Stated task: Transcribe the whole listing below without changing a word, but leave out every image.
* * *
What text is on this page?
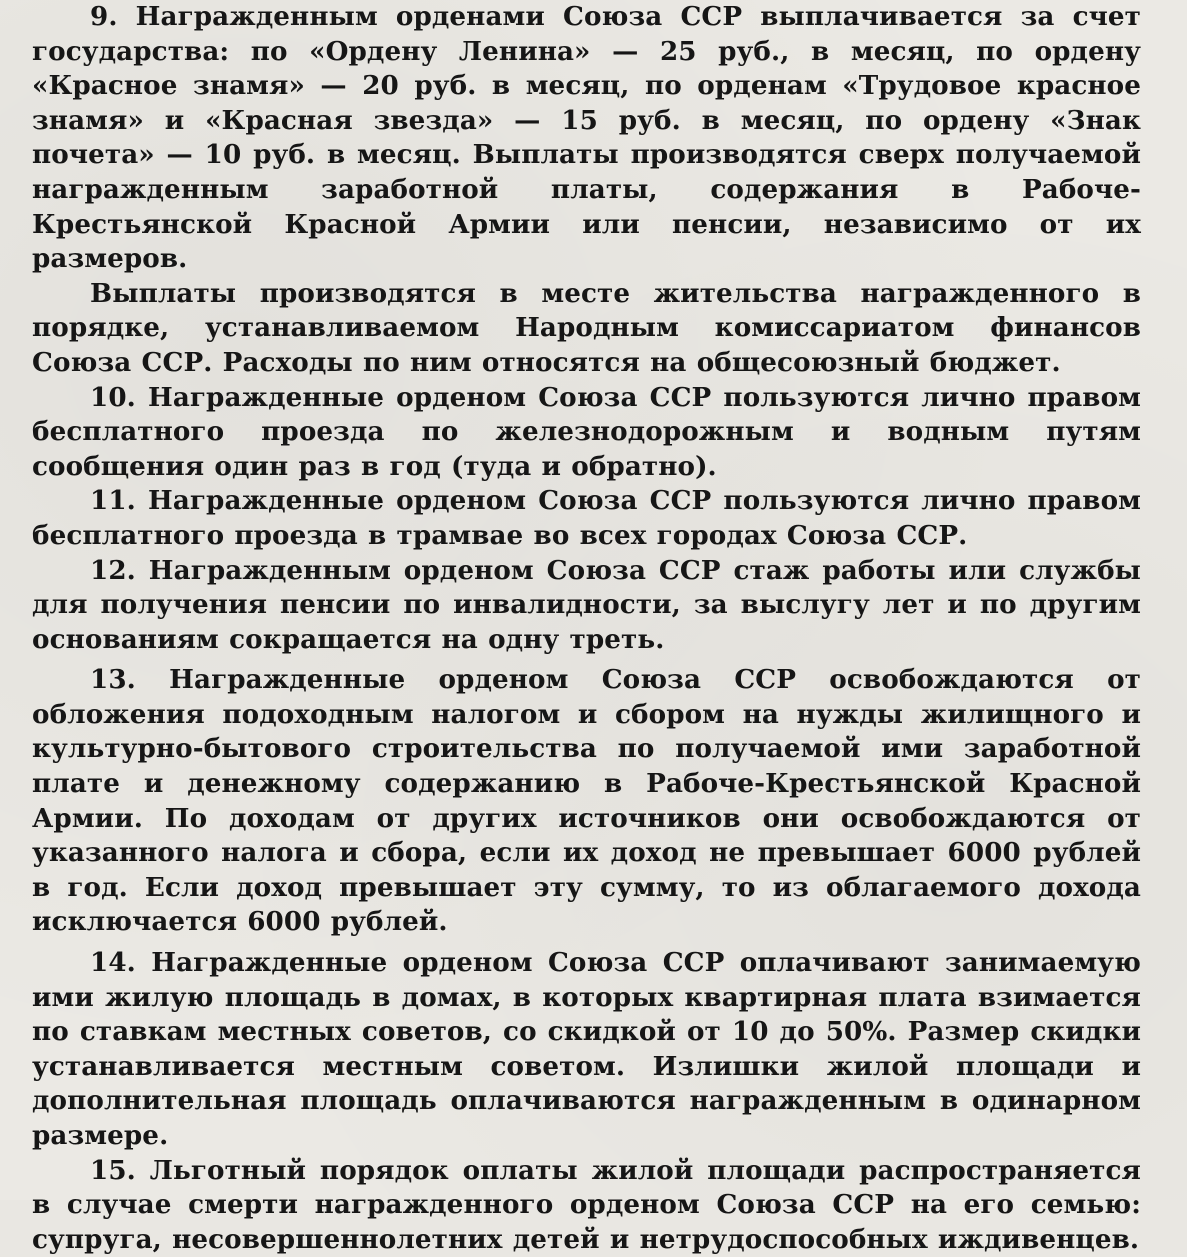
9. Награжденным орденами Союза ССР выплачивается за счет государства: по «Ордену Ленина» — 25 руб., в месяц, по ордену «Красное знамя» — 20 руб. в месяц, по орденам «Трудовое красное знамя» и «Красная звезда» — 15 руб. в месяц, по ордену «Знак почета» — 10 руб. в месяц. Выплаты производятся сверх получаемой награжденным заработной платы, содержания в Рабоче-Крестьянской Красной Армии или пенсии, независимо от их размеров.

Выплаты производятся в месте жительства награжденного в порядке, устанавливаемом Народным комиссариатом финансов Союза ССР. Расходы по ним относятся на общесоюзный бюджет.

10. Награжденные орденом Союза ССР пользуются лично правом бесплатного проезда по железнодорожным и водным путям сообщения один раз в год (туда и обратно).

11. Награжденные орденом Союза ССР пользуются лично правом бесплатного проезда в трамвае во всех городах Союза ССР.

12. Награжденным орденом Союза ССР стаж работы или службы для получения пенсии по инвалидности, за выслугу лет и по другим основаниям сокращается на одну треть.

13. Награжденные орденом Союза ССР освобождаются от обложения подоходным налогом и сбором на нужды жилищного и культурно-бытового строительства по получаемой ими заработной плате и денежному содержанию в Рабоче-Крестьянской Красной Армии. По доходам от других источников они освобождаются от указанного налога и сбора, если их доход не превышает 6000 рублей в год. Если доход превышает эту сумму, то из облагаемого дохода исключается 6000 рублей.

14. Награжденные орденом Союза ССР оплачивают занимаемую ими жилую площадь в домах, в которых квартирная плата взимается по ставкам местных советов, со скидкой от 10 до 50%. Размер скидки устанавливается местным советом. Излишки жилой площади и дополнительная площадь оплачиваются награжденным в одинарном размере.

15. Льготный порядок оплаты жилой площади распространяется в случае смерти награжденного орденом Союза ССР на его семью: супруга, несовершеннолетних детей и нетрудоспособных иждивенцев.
* * *
Finished task:
What text is on this page?
9. Награжденным орденами Союза ССР выплачивается за счет государства: по «Ордену Ленина» — 25 руб., в месяц, по ордену «Красное знамя» — 20 руб. в месяц, по орденам «Трудовое красное знамя» и «Красная звезда» — 15 руб. в месяц, по ордену «Знак почета» — 10 руб. в месяц. Выплаты производятся сверх получаемой награжденным заработной платы, содержания в Рабоче-Крестьянской Красной Армии или пенсии, независимо от их размеров.

Выплаты производятся в месте жительства награжденного в порядке, устанавливаемом Народным комиссариатом финансов Союза ССР. Расходы по ним относятся на общесоюзный бюджет.

10. Награжденные орденом Союза ССР пользуются лично правом бесплатного проезда по железнодорожным и водным путям сообщения один раз в год (туда и обратно).

11. Награжденные орденом Союза ССР пользуются лично правом бесплатного проезда в трамвае во всех городах Союза ССР.

12. Награжденным орденом Союза ССР стаж работы или службы для получения пенсии по инвалидности, за выслугу лет и по другим основаниям сокращается на одну треть.

13. Награжденные орденом Союза ССР освобождаются от обложения подоходным налогом и сбором на нужды жилищного и культурно-бытового строительства по получаемой ими заработной плате и денежному содержанию в Рабоче-Крестьянской Красной Армии. По доходам от других источников они освобождаются от указанного налога и сбора, если их доход не превышает 6000 рублей в год. Если доход превышает эту сумму, то из облагаемого дохода исключается 6000 рублей.

14. Награжденные орденом Союза ССР оплачивают занимаемую ими жилую площадь в домах, в которых квартирная плата взимается по ставкам местных советов, со скидкой от 10 до 50%. Размер скидки устанавливается местным советом. Излишки жилой площади и дополнительная площадь оплачиваются награжденным в одинарном размере.

15. Льготный порядок оплаты жилой площади распространяется в случае смерти награжденного орденом Союза ССР на его семью: супруга, несовершеннолетних детей и нетрудоспособных иждивенцев.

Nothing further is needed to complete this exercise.